▸ WORK REQUIRED
With the pictures left out, copy the listing below exactly.

● ● ●

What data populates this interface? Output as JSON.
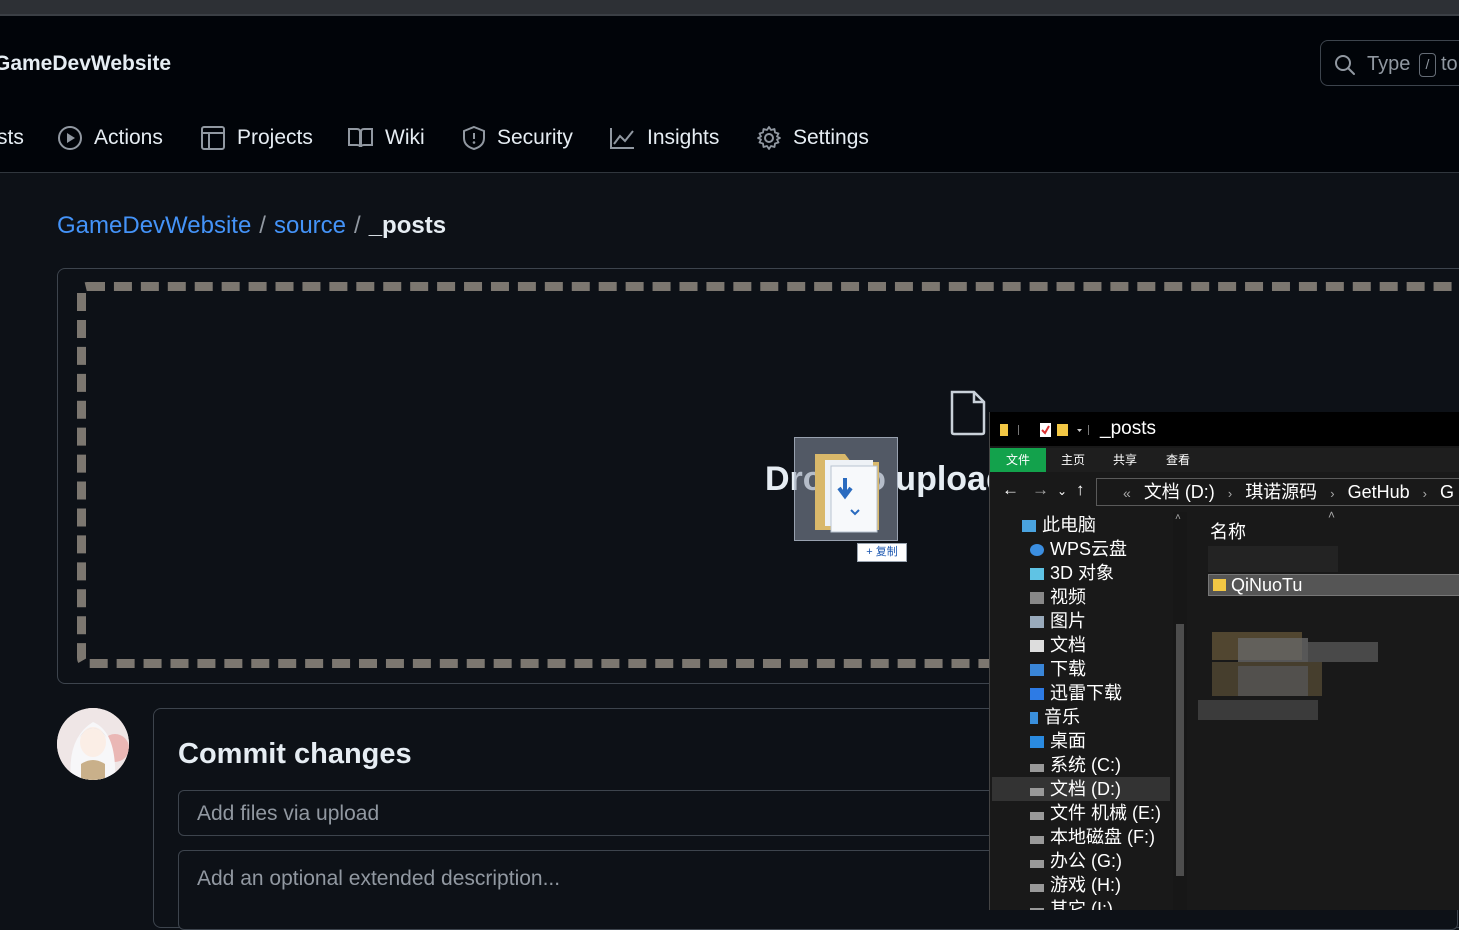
{
  "header": {
    "repo_name": "GameDevWebsite",
    "search_placeholder": "Type",
    "search_key": "/",
    "search_placeholder_tail": "to"
  },
  "nav": {
    "partial_item": "sts",
    "items": [
      {
        "label": "Actions",
        "icon": "play-circle-icon"
      },
      {
        "label": "Projects",
        "icon": "table-icon"
      },
      {
        "label": "Wiki",
        "icon": "book-icon"
      },
      {
        "label": "Security",
        "icon": "shield-icon"
      },
      {
        "label": "Insights",
        "icon": "graph-icon"
      },
      {
        "label": "Settings",
        "icon": "gear-icon"
      }
    ]
  },
  "breadcrumb": {
    "repo": "GameDevWebsite",
    "sep": "/",
    "folder": "source",
    "current": "_posts"
  },
  "upload": {
    "drop_text": "Drop to upload",
    "copy_badge": "+ 复制"
  },
  "commit": {
    "title": "Commit changes",
    "summary_placeholder": "Add files via upload",
    "description_placeholder": "Add an optional extended description..."
  },
  "explorer": {
    "title": "_posts",
    "tabs": [
      "文件",
      "主页",
      "共享",
      "查看"
    ],
    "path": [
      "文档 (D:)",
      "琪诺源码",
      "GetHub",
      "G"
    ],
    "path_prefix": "«",
    "column_header": "名称",
    "selected_folder": "QiNuoTu",
    "sidebar": [
      "此电脑",
      "WPS云盘",
      "3D 对象",
      "视频",
      "图片",
      "文档",
      "下载",
      "迅雷下载",
      "音乐",
      "桌面",
      "系统 (C:)",
      "文档 (D:)",
      "文件 机械 (E:)",
      "本地磁盘 (F:)",
      "办公 (G:)",
      "游戏 (H:)",
      "其它 (I:)"
    ],
    "selected_sidebar": "文档 (D:)"
  },
  "colors": {
    "bg": "#0d1117",
    "header_bg": "#010409",
    "link": "#4493f8",
    "border": "#3d444d",
    "explorer_tab_active": "#13a24c"
  }
}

● ● ●

▸ OUTPUT FOR THIS EXERCISE
What data populates this interface? Output as JSON.
{
  "header": {
    "repo_name": "GameDevWebsite",
    "search_placeholder": "Type",
    "search_key": "/",
    "search_placeholder_tail": "to"
  },
  "nav": {
    "partial_item": "sts",
    "items": [
      {
        "label": "Actions",
        "icon": "play-circle-icon"
      },
      {
        "label": "Projects",
        "icon": "table-icon"
      },
      {
        "label": "Wiki",
        "icon": "book-icon"
      },
      {
        "label": "Security",
        "icon": "shield-icon"
      },
      {
        "label": "Insights",
        "icon": "graph-icon"
      },
      {
        "label": "Settings",
        "icon": "gear-icon"
      }
    ]
  },
  "breadcrumb": {
    "repo": "GameDevWebsite",
    "sep": "/",
    "folder": "source",
    "current": "_posts"
  },
  "upload": {
    "drop_text": "Drop to upload",
    "copy_badge": "+ 复制"
  },
  "commit": {
    "title": "Commit changes",
    "summary_placeholder": "Add files via upload",
    "description_placeholder": "Add an optional extended description..."
  },
  "explorer": {
    "title": "_posts",
    "tabs": [
      "文件",
      "主页",
      "共享",
      "查看"
    ],
    "path": [
      "文档 (D:)",
      "琪诺源码",
      "GetHub",
      "G"
    ],
    "path_prefix": "«",
    "column_header": "名称",
    "selected_folder": "QiNuoTu",
    "sidebar": [
      "此电脑",
      "WPS云盘",
      "3D 对象",
      "视频",
      "图片",
      "文档",
      "下载",
      "迅雷下载",
      "音乐",
      "桌面",
      "系统 (C:)",
      "文档 (D:)",
      "文件 机械 (E:)",
      "本地磁盘 (F:)",
      "办公 (G:)",
      "游戏 (H:)",
      "其它 (I:)"
    ],
    "selected_sidebar": "文档 (D:)"
  },
  "colors": {
    "bg": "#0d1117",
    "header_bg": "#010409",
    "link": "#4493f8",
    "border": "#3d444d",
    "explorer_tab_active": "#13a24c"
  }
}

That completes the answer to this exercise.